___ PROVIDED MATERIAL

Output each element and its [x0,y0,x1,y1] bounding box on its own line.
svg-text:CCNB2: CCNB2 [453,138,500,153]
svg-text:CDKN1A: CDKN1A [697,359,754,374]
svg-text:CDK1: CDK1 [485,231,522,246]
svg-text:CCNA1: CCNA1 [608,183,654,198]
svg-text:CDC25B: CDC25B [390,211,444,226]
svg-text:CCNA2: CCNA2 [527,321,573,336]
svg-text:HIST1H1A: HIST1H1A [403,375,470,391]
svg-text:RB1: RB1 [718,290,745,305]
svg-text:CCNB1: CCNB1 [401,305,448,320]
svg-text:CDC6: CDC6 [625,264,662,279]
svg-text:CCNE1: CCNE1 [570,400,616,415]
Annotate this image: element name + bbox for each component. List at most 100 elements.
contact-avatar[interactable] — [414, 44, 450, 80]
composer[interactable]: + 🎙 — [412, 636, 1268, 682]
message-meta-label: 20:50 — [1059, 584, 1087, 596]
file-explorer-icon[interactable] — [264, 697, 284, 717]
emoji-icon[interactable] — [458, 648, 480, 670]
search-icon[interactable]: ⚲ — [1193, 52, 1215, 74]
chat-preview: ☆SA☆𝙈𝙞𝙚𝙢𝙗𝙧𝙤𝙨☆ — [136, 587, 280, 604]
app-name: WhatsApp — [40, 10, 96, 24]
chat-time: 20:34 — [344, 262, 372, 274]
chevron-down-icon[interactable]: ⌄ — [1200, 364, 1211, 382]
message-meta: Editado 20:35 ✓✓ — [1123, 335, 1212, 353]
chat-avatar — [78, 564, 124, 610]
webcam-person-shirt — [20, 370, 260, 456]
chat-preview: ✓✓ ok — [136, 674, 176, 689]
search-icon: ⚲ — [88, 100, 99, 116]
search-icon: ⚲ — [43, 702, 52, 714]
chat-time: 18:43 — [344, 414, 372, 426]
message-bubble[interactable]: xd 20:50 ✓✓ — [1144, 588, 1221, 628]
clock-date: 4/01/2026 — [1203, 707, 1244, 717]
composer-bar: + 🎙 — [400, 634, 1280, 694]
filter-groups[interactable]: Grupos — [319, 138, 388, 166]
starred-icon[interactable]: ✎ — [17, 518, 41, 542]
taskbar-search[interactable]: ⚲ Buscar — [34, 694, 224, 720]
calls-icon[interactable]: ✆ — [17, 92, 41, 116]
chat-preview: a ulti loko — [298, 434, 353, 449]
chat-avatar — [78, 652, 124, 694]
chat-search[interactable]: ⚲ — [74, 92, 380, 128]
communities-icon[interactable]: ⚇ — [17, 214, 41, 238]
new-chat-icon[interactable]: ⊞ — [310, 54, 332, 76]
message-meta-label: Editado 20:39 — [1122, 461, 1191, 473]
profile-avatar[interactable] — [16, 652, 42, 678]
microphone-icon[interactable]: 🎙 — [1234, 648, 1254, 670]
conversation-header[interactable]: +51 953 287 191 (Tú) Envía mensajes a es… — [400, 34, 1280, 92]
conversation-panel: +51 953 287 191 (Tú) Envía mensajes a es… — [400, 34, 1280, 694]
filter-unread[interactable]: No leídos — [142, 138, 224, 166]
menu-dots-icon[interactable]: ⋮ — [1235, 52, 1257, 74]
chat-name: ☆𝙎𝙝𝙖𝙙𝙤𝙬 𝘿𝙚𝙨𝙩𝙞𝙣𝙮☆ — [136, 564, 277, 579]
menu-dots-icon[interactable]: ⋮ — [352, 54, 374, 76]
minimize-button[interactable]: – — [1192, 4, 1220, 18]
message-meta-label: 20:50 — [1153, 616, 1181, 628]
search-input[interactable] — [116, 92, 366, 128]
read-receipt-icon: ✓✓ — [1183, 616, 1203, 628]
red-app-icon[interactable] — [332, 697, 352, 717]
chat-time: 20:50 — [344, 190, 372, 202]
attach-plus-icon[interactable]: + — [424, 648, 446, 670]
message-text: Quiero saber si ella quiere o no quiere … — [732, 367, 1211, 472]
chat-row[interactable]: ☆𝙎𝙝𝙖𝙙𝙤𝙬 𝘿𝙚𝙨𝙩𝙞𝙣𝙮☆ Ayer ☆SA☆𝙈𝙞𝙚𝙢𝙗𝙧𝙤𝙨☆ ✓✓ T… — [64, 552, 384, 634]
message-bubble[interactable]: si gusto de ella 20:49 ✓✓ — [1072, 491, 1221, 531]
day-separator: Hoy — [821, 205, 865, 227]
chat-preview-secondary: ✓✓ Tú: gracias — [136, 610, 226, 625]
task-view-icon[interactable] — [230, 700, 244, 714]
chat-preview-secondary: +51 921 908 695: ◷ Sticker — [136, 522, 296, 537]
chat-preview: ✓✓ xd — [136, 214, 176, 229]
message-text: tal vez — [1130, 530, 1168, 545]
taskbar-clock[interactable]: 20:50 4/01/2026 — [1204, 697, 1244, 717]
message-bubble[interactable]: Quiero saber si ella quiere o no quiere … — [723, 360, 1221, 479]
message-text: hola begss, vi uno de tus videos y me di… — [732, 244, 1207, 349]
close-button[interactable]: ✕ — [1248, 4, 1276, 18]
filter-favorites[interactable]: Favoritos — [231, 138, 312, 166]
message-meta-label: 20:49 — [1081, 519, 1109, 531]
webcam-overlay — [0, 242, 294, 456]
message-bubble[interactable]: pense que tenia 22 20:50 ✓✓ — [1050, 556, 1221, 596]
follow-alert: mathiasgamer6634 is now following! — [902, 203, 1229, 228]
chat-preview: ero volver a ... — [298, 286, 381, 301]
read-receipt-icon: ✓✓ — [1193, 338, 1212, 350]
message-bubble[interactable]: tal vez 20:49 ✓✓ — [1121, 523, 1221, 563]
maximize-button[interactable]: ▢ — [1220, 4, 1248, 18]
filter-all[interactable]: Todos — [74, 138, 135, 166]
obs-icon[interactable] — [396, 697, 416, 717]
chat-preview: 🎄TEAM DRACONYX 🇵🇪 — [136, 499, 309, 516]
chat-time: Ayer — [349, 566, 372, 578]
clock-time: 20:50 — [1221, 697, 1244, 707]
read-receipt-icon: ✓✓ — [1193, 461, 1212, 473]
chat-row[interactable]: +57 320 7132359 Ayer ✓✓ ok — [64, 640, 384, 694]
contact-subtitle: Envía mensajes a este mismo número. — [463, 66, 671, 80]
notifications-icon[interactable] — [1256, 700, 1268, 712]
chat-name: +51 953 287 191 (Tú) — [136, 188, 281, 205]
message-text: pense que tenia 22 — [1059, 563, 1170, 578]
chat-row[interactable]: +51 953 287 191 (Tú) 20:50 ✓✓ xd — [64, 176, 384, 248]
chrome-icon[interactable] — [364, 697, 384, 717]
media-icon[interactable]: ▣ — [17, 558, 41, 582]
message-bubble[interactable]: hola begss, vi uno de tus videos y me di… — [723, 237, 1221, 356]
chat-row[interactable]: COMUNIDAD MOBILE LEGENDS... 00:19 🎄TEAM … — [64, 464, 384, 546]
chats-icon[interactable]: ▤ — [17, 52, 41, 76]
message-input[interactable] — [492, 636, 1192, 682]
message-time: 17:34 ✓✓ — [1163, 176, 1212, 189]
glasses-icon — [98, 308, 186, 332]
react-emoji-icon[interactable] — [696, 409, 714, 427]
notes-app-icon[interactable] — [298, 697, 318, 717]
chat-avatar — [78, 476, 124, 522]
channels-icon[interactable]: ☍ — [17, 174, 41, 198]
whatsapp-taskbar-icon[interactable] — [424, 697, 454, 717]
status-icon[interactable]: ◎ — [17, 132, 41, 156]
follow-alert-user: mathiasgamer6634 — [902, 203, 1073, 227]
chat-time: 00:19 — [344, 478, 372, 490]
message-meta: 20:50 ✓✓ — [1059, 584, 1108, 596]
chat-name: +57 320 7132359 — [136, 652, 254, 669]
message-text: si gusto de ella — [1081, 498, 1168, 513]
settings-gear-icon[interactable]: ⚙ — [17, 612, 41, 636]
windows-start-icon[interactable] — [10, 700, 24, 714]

______

**TASK REQUIREMENTS:**
Render everything from the beginning of the material down to and including the line containing "webcam-person-shirt — [20, 370, 260, 456]" as a Markdown table with two columns, No. and Line, where each row holds a row number and one line, and blank lines are omitted.

**SOLUTION TO THIS EXERCISE:**
| No. | Line |
|---|---|
| 1 | Output each element and its [x0,y0,x1,y1] bounding box on its own line. |
| 2 | svg-text:CCNB2: CCNB2 [453,138,500,153] |
| 3 | svg-text:CDKN1A: CDKN1A [697,359,754,374] |
| 4 | svg-text:CDK1: CDK1 [485,231,522,246] |
| 5 | svg-text:CCNA1: CCNA1 [608,183,654,198] |
| 6 | svg-text:CDC25B: CDC25B [390,211,444,226] |
| 7 | svg-text:CCNA2: CCNA2 [527,321,573,336] |
| 8 | svg-text:HIST1H1A: HIST1H1A [403,375,470,391] |
| 9 | svg-text:RB1: RB1 [718,290,745,305] |
| 10 | svg-text:CCNB1: CCNB1 [401,305,448,320] |
| 11 | svg-text:CDC6: CDC6 [625,264,662,279] |
| 12 | svg-text:CCNE1: CCNE1 [570,400,616,415] |
| 13 | Annotate this image: element name + bbox for each component. List at most 100 elements. |
| 14 | contact-avatar[interactable] — [414, 44, 450, 80] |
| 15 | composer[interactable]: + 🎙 — [412, 636, 1268, 682] |
| 16 | message-meta-label: 20:50 — [1059, 584, 1087, 596] |
| 17 | file-explorer-icon[interactable] — [264, 697, 284, 717] |
| 18 | emoji-icon[interactable] — [458, 648, 480, 670] |
| 19 | search-icon[interactable]: ⚲ — [1193, 52, 1215, 74] |
| 20 | chat-preview: ☆SA☆𝙈𝙞𝙚𝙢𝙗𝙧𝙤𝙨☆ — [136, 587, 280, 604] |
| 21 | app-name: WhatsApp — [40, 10, 96, 24] |
| 22 | chat-time: 20:34 — [344, 262, 372, 274] |
| 23 | chevron-down-icon[interactable]: ⌄ — [1200, 364, 1211, 382] |
| 24 | message-meta: Editado 20:35 ✓✓ — [1123, 335, 1212, 353] |
| 25 | chat-avatar — [78, 564, 124, 610] |
| 26 | webcam-person-shirt — [20, 370, 260, 456] |